• [Exercise details]: Each record below is to be reproduced without any change.
· · · · ·
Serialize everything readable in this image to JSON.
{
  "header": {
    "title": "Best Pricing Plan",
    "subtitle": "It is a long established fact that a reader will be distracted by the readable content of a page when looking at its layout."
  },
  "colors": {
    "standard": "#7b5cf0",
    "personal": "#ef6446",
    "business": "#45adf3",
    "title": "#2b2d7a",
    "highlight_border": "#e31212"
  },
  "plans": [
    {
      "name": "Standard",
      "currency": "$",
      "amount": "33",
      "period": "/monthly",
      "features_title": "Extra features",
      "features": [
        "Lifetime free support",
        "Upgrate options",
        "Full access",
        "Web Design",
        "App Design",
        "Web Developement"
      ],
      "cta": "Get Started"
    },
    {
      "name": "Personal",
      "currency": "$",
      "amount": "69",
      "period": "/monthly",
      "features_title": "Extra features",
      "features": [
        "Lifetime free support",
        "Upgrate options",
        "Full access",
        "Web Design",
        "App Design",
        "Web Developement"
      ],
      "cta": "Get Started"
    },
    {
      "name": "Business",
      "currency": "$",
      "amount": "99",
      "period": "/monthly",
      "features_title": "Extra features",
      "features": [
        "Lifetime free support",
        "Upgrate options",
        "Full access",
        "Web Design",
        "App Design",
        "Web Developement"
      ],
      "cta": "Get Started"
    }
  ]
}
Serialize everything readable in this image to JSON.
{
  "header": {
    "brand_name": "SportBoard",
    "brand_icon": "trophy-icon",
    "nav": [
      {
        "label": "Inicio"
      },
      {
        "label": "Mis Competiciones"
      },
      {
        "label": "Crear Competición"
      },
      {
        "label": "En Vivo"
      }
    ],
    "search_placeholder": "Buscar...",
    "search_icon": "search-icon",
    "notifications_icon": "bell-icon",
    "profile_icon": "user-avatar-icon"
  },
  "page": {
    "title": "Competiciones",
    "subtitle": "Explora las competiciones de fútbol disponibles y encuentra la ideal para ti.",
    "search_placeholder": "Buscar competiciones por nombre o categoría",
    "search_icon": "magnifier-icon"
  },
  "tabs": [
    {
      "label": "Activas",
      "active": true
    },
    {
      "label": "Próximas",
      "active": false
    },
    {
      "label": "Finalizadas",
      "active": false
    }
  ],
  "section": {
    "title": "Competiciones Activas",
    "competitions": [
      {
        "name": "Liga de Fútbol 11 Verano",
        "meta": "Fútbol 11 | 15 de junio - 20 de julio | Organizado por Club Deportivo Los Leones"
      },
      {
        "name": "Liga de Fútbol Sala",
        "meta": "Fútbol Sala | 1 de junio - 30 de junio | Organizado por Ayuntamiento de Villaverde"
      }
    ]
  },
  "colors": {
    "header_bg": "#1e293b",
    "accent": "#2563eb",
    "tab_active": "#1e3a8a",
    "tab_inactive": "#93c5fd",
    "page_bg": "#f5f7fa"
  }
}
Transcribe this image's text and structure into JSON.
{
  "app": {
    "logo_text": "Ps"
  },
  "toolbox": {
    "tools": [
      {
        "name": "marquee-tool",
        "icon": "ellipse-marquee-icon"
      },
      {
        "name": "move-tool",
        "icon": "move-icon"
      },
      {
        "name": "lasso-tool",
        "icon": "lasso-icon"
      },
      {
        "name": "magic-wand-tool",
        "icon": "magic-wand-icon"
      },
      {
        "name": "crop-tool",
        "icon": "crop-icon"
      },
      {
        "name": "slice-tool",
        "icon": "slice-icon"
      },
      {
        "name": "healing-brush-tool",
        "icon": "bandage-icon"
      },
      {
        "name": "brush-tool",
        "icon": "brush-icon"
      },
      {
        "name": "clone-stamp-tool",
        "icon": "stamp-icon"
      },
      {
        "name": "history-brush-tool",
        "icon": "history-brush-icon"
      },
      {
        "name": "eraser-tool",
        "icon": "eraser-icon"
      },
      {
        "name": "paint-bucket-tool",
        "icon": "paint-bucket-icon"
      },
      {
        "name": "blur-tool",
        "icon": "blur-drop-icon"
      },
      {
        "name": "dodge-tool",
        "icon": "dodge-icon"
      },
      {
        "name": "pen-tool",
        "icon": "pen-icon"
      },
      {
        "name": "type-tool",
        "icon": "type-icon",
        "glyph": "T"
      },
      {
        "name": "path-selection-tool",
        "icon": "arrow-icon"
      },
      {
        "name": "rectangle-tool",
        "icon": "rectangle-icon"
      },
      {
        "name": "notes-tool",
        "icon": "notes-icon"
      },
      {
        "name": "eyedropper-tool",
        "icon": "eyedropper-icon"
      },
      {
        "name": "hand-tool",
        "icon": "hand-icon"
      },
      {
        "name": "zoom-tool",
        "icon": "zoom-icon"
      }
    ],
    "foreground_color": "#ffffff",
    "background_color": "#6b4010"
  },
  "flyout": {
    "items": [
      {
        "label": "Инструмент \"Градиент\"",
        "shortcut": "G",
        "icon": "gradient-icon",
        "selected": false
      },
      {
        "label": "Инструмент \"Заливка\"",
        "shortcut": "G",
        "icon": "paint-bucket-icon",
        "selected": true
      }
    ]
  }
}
· · · · ·
• [Problem solution]:
Serialize everything readable in this image to JSON.
{
  "header": {
    "title": "Best Pricing Plan",
    "subtitle": "It is a long established fact that a reader will be distracted by the readable content of a page when looking at its layout."
  },
  "colors": {
    "standard": "#7b5cf0",
    "personal": "#ef6446",
    "business": "#45adf3",
    "title": "#2b2d7a",
    "highlight_border": "#e31212"
  },
  "plans": [
    {
      "name": "Standard",
      "currency": "$",
      "amount": "33",
      "period": "/monthly",
      "features_title": "Extra features",
      "features": [
        "Lifetime free support",
        "Upgrate options",
        "Full access",
        "Web Design",
        "App Design",
        "Web Developement"
      ],
      "cta": "Get Started"
    },
    {
      "name": "Personal",
      "currency": "$",
      "amount": "69",
      "period": "/monthly",
      "features_title": "Extra features",
      "features": [
        "Lifetime free support",
        "Upgrate options",
        "Full access",
        "Web Design",
        "App Design",
        "Web Developement"
      ],
      "cta": "Get Started"
    },
    {
      "name": "Business",
      "currency": "$",
      "amount": "99",
      "period": "/monthly",
      "features_title": "Extra features",
      "features": [
        "Lifetime free support",
        "Upgrate options",
        "Full access",
        "Web Design",
        "App Design",
        "Web Developement"
      ],
      "cta": "Get Started"
    }
  ]
}
Serialize everything readable in this image to JSON.
{
  "header": {
    "brand_name": "SportBoard",
    "brand_icon": "trophy-icon",
    "nav": [
      {
        "label": "Inicio"
      },
      {
        "label": "Mis Competiciones"
      },
      {
        "label": "Crear Competición"
      },
      {
        "label": "En Vivo"
      }
    ],
    "search_placeholder": "Buscar...",
    "search_icon": "search-icon",
    "notifications_icon": "bell-icon",
    "profile_icon": "user-avatar-icon"
  },
  "page": {
    "title": "Competiciones",
    "subtitle": "Explora las competiciones de fútbol disponibles y encuentra la ideal para ti.",
    "search_placeholder": "Buscar competiciones por nombre o categoría",
    "search_icon": "magnifier-icon"
  },
  "tabs": [
    {
      "label": "Activas",
      "active": true
    },
    {
      "label": "Próximas",
      "active": false
    },
    {
      "label": "Finalizadas",
      "active": false
    }
  ],
  "section": {
    "title": "Competiciones Activas",
    "competitions": [
      {
        "name": "Liga de Fútbol 11 Verano",
        "meta": "Fútbol 11 | 15 de junio - 20 de julio | Organizado por Club Deportivo Los Leones"
      },
      {
        "name": "Liga de Fútbol Sala",
        "meta": "Fútbol Sala | 1 de junio - 30 de junio | Organizado por Ayuntamiento de Villaverde"
      }
    ]
  },
  "colors": {
    "header_bg": "#1e293b",
    "accent": "#2563eb",
    "tab_active": "#1e3a8a",
    "tab_inactive": "#93c5fd",
    "page_bg": "#f5f7fa"
  }
}
Transcribe this image's text and structure into JSON.
{
  "app": {
    "logo_text": "Ps"
  },
  "toolbox": {
    "tools": [
      {
        "name": "marquee-tool",
        "icon": "ellipse-marquee-icon"
      },
      {
        "name": "move-tool",
        "icon": "move-icon"
      },
      {
        "name": "lasso-tool",
        "icon": "lasso-icon"
      },
      {
        "name": "magic-wand-tool",
        "icon": "magic-wand-icon"
      },
      {
        "name": "crop-tool",
        "icon": "crop-icon"
      },
      {
        "name": "slice-tool",
        "icon": "slice-icon"
      },
      {
        "name": "healing-brush-tool",
        "icon": "bandage-icon"
      },
      {
        "name": "brush-tool",
        "icon": "brush-icon"
      },
      {
        "name": "clone-stamp-tool",
        "icon": "stamp-icon"
      },
      {
        "name": "history-brush-tool",
        "icon": "history-brush-icon"
      },
      {
        "name": "eraser-tool",
        "icon": "eraser-icon"
      },
      {
        "name": "paint-bucket-tool",
        "icon": "paint-bucket-icon"
      },
      {
        "name": "blur-tool",
        "icon": "blur-drop-icon"
      },
      {
        "name": "dodge-tool",
        "icon": "dodge-icon"
      },
      {
        "name": "pen-tool",
        "icon": "pen-icon"
      },
      {
        "name": "type-tool",
        "icon": "type-icon",
        "glyph": "T"
      },
      {
        "name": "path-selection-tool",
        "icon": "arrow-icon"
      },
      {
        "name": "rectangle-tool",
        "icon": "rectangle-icon"
      },
      {
        "name": "notes-tool",
        "icon": "notes-icon"
      },
      {
        "name": "eyedropper-tool",
        "icon": "eyedropper-icon"
      },
      {
        "name": "hand-tool",
        "icon": "hand-icon"
      },
      {
        "name": "zoom-tool",
        "icon": "zoom-icon"
      }
    ],
    "foreground_color": "#ffffff",
    "background_color": "#6b4010"
  },
  "flyout": {
    "items": [
      {
        "label": "Инструмент \"Градиент\"",
        "shortcut": "G",
        "icon": "gradient-icon",
        "selected": false
      },
      {
        "label": "Инструмент \"Заливка\"",
        "shortcut": "G",
        "icon": "paint-bucket-icon",
        "selected": true
      }
    ]
  }
}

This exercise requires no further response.